** STORED RECORDS **
━━━

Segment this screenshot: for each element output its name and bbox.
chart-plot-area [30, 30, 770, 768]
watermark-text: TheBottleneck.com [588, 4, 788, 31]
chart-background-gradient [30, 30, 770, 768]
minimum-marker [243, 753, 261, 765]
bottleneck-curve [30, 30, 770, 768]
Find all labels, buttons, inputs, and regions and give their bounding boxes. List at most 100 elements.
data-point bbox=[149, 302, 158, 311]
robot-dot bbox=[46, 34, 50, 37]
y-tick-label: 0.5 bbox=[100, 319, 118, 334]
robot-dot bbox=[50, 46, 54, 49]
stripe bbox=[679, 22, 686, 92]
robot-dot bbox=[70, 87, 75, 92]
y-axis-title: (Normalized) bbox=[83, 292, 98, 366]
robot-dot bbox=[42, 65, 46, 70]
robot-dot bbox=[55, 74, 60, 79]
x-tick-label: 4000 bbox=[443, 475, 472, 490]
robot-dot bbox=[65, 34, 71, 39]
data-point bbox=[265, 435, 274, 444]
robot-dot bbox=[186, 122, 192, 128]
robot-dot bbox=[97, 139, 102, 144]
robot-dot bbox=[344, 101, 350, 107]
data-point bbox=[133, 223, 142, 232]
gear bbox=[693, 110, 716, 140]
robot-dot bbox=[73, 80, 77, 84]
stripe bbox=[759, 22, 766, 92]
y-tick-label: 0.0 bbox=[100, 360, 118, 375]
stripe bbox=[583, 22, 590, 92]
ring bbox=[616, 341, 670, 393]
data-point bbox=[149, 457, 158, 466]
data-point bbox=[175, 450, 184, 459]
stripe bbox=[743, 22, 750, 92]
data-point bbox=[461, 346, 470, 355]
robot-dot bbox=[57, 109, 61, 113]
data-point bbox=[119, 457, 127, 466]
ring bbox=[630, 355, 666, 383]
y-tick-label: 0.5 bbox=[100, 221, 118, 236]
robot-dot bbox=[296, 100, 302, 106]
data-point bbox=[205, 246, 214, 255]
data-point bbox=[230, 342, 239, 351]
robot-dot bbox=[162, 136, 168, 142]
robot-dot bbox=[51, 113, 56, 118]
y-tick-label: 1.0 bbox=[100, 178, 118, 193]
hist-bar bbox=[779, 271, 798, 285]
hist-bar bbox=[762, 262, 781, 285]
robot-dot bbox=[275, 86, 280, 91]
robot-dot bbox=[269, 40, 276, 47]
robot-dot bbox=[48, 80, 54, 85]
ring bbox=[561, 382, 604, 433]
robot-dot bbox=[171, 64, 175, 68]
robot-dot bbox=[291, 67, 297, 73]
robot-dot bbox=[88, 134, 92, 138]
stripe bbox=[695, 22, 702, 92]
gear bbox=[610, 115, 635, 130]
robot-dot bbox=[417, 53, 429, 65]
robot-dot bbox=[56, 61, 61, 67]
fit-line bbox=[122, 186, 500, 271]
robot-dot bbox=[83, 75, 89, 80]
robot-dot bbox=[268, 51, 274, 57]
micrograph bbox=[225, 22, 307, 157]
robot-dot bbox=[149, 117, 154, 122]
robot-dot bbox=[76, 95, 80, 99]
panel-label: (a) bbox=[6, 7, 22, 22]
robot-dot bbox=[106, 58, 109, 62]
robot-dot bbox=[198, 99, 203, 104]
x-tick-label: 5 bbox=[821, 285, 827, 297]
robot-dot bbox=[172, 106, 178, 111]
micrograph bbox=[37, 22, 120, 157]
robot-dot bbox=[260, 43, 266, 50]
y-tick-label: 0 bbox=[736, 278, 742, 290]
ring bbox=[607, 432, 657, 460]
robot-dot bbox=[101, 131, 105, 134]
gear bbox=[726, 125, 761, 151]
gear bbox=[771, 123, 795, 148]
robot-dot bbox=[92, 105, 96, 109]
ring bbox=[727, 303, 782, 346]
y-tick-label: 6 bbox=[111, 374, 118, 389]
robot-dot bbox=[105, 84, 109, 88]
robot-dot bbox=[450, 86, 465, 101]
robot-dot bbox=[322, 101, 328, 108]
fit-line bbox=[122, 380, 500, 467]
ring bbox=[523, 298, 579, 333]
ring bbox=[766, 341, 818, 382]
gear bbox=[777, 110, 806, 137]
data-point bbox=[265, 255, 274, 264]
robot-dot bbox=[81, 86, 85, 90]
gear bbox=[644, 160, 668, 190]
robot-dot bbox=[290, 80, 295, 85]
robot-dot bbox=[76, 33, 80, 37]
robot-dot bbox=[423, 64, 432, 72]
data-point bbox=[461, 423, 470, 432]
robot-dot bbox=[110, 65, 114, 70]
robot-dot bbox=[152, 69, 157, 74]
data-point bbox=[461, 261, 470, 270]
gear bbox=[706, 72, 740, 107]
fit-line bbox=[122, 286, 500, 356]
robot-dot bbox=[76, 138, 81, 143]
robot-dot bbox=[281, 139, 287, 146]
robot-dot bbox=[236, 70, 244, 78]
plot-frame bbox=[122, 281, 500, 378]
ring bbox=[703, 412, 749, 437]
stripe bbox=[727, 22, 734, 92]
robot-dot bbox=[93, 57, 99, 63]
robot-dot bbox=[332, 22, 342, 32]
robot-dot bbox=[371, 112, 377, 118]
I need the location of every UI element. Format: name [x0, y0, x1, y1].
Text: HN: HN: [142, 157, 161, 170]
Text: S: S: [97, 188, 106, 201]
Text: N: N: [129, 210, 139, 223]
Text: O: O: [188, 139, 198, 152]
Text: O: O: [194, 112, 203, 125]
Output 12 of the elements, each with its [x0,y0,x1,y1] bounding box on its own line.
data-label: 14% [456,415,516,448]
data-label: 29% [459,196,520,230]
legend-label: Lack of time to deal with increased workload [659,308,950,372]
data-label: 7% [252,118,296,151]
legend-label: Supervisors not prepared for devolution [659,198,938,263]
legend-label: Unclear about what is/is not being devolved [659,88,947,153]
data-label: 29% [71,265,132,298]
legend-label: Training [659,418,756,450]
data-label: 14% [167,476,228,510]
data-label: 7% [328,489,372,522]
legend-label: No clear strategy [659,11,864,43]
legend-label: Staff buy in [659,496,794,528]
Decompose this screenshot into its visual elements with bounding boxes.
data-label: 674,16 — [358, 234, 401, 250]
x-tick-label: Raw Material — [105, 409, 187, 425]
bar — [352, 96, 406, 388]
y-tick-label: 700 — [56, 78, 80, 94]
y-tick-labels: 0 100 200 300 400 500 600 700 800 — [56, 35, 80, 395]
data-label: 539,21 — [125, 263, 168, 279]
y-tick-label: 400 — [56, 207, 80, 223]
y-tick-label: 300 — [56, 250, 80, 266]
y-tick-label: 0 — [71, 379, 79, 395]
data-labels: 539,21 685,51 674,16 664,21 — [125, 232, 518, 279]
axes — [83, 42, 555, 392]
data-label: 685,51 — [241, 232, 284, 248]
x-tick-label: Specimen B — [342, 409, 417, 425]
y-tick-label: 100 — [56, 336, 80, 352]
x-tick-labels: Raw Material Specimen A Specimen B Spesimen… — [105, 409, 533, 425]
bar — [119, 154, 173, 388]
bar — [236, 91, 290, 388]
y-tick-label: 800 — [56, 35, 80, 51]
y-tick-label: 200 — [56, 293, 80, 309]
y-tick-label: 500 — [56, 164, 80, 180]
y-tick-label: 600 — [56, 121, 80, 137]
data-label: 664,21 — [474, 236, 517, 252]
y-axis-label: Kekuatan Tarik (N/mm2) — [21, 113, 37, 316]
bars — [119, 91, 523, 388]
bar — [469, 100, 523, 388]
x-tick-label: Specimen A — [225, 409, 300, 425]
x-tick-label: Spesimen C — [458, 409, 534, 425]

━━━

Copy every line of the entries above word for word, keeping the original order and characters.

Segment this screenshot: for each element output its name and bbox.
chart-plot-area [30, 30, 770, 768]
watermark-text: TheBottleneck.com [588, 4, 788, 31]
chart-background-gradient [30, 30, 770, 768]
minimum-marker [243, 753, 261, 765]
bottleneck-curve [30, 30, 770, 768]
Find all labels, buttons, inputs, and regions and give their bounding boxes. List at most 100 elements.
data-point bbox=[149, 302, 158, 311]
robot-dot bbox=[46, 34, 50, 37]
y-tick-label: 0.5 bbox=[100, 319, 118, 334]
robot-dot bbox=[50, 46, 54, 49]
stripe bbox=[679, 22, 686, 92]
robot-dot bbox=[70, 87, 75, 92]
y-axis-title: (Normalized) bbox=[83, 292, 98, 366]
robot-dot bbox=[42, 65, 46, 70]
robot-dot bbox=[55, 74, 60, 79]
x-tick-label: 4000 bbox=[443, 475, 472, 490]
robot-dot bbox=[65, 34, 71, 39]
data-point bbox=[265, 435, 274, 444]
robot-dot bbox=[186, 122, 192, 128]
robot-dot bbox=[97, 139, 102, 144]
robot-dot bbox=[344, 101, 350, 107]
data-point bbox=[133, 223, 142, 232]
gear bbox=[693, 110, 716, 140]
robot-dot bbox=[73, 80, 77, 84]
stripe bbox=[759, 22, 766, 92]
y-tick-label: 0.0 bbox=[100, 360, 118, 375]
stripe bbox=[583, 22, 590, 92]
ring bbox=[616, 341, 670, 393]
data-point bbox=[149, 457, 158, 466]
data-point bbox=[175, 450, 184, 459]
stripe bbox=[743, 22, 750, 92]
data-point bbox=[461, 346, 470, 355]
robot-dot bbox=[57, 109, 61, 113]
data-point bbox=[119, 457, 127, 466]
ring bbox=[630, 355, 666, 383]
y-tick-label: 0.5 bbox=[100, 221, 118, 236]
robot-dot bbox=[296, 100, 302, 106]
data-point bbox=[205, 246, 214, 255]
data-point bbox=[230, 342, 239, 351]
robot-dot bbox=[162, 136, 168, 142]
robot-dot bbox=[51, 113, 56, 118]
y-tick-label: 1.0 bbox=[100, 178, 118, 193]
hist-bar bbox=[779, 271, 798, 285]
hist-bar bbox=[762, 262, 781, 285]
robot-dot bbox=[275, 86, 280, 91]
robot-dot bbox=[269, 40, 276, 47]
robot-dot bbox=[48, 80, 54, 85]
ring bbox=[561, 382, 604, 433]
robot-dot bbox=[171, 64, 175, 68]
robot-dot bbox=[291, 67, 297, 73]
robot-dot bbox=[88, 134, 92, 138]
stripe bbox=[695, 22, 702, 92]
gear bbox=[610, 115, 635, 130]
robot-dot bbox=[417, 53, 429, 65]
robot-dot bbox=[56, 61, 61, 67]
fit-line bbox=[122, 186, 500, 271]
robot-dot bbox=[83, 75, 89, 80]
robot-dot bbox=[268, 51, 274, 57]
micrograph bbox=[225, 22, 307, 157]
robot-dot bbox=[149, 117, 154, 122]
robot-dot bbox=[76, 95, 80, 99]
panel-label: (a) bbox=[6, 7, 22, 22]
robot-dot bbox=[106, 58, 109, 62]
robot-dot bbox=[198, 99, 203, 104]
x-tick-label: 5 bbox=[821, 285, 827, 297]
robot-dot bbox=[172, 106, 178, 111]
micrograph bbox=[37, 22, 120, 157]
robot-dot bbox=[260, 43, 266, 50]
y-tick-label: 0 bbox=[736, 278, 742, 290]
ring bbox=[607, 432, 657, 460]
robot-dot bbox=[101, 131, 105, 134]
gear bbox=[726, 125, 761, 151]
gear bbox=[771, 123, 795, 148]
robot-dot bbox=[92, 105, 96, 109]
ring bbox=[727, 303, 782, 346]
y-tick-label: 6 bbox=[111, 374, 118, 389]
robot-dot bbox=[105, 84, 109, 88]
robot-dot bbox=[450, 86, 465, 101]
robot-dot bbox=[322, 101, 328, 108]
fit-line bbox=[122, 380, 500, 467]
ring bbox=[523, 298, 579, 333]
ring bbox=[766, 341, 818, 382]
gear bbox=[777, 110, 806, 137]
data-point bbox=[265, 255, 274, 264]
robot-dot bbox=[81, 86, 85, 90]
gear bbox=[644, 160, 668, 190]
robot-dot bbox=[290, 80, 295, 85]
robot-dot bbox=[76, 33, 80, 37]
robot-dot bbox=[423, 64, 432, 72]
data-point bbox=[461, 423, 470, 432]
robot-dot bbox=[110, 65, 114, 70]
robot-dot bbox=[152, 69, 157, 74]
data-point bbox=[461, 261, 470, 270]
gear bbox=[706, 72, 740, 107]
fit-line bbox=[122, 286, 500, 356]
robot-dot bbox=[76, 138, 81, 143]
robot-dot bbox=[281, 139, 287, 146]
robot-dot bbox=[236, 70, 244, 78]
plot-frame bbox=[122, 281, 500, 378]
ring bbox=[703, 412, 749, 437]
stripe bbox=[727, 22, 734, 92]
robot-dot bbox=[93, 57, 99, 63]
robot-dot bbox=[332, 22, 342, 32]
robot-dot bbox=[371, 112, 377, 118]
I need the location of every UI element. Format: name [x0, y0, x1, y1].
Text: HN: HN: [142, 157, 161, 170]
Text: S: S: [97, 188, 106, 201]
Text: N: N: [129, 210, 139, 223]
Text: O: O: [188, 139, 198, 152]
Text: O: O: [194, 112, 203, 125]
Output 12 of the elements, each with its [x0,y0,x1,y1] bounding box on its own line.
data-label: 14% [456,415,516,448]
data-label: 29% [459,196,520,230]
legend-label: Lack of time to deal with increased workload [659,308,950,372]
data-label: 7% [252,118,296,151]
legend-label: Supervisors not prepared for devolution [659,198,938,263]
legend-label: Unclear about what is/is not being devolved [659,88,947,153]
data-label: 29% [71,265,132,298]
legend-label: Training [659,418,756,450]
data-label: 14% [167,476,228,510]
data-label: 7% [328,489,372,522]
legend-label: No clear strategy [659,11,864,43]
legend-label: Staff buy in [659,496,794,528]
Decompose this screenshot into its visual elements with bounding boxes.
data-label: 674,16 — [358, 234, 401, 250]
x-tick-label: Raw Material — [105, 409, 187, 425]
bar — [352, 96, 406, 388]
y-tick-label: 700 — [56, 78, 80, 94]
y-tick-labels: 0 100 200 300 400 500 600 700 800 — [56, 35, 80, 395]
data-label: 539,21 — [125, 263, 168, 279]
y-tick-label: 400 — [56, 207, 80, 223]
y-tick-label: 300 — [56, 250, 80, 266]
y-tick-label: 0 — [71, 379, 79, 395]
data-labels: 539,21 685,51 674,16 664,21 — [125, 232, 518, 279]
axes — [83, 42, 555, 392]
data-label: 685,51 — [241, 232, 284, 248]
x-tick-label: Specimen B — [342, 409, 417, 425]
y-tick-label: 100 — [56, 336, 80, 352]
x-tick-labels: Raw Material Specimen A Specimen B Spesimen… — [105, 409, 533, 425]
bar — [119, 154, 173, 388]
bar — [236, 91, 290, 388]
y-tick-label: 800 — [56, 35, 80, 51]
y-tick-label: 200 — [56, 293, 80, 309]
y-tick-label: 500 — [56, 164, 80, 180]
y-tick-label: 600 — [56, 121, 80, 137]
data-label: 664,21 — [474, 236, 517, 252]
y-axis-label: Kekuatan Tarik (N/mm2) — [21, 113, 37, 316]
bars — [119, 91, 523, 388]
bar — [469, 100, 523, 388]
x-tick-label: Specimen A — [225, 409, 300, 425]
x-tick-label: Spesimen C — [458, 409, 534, 425]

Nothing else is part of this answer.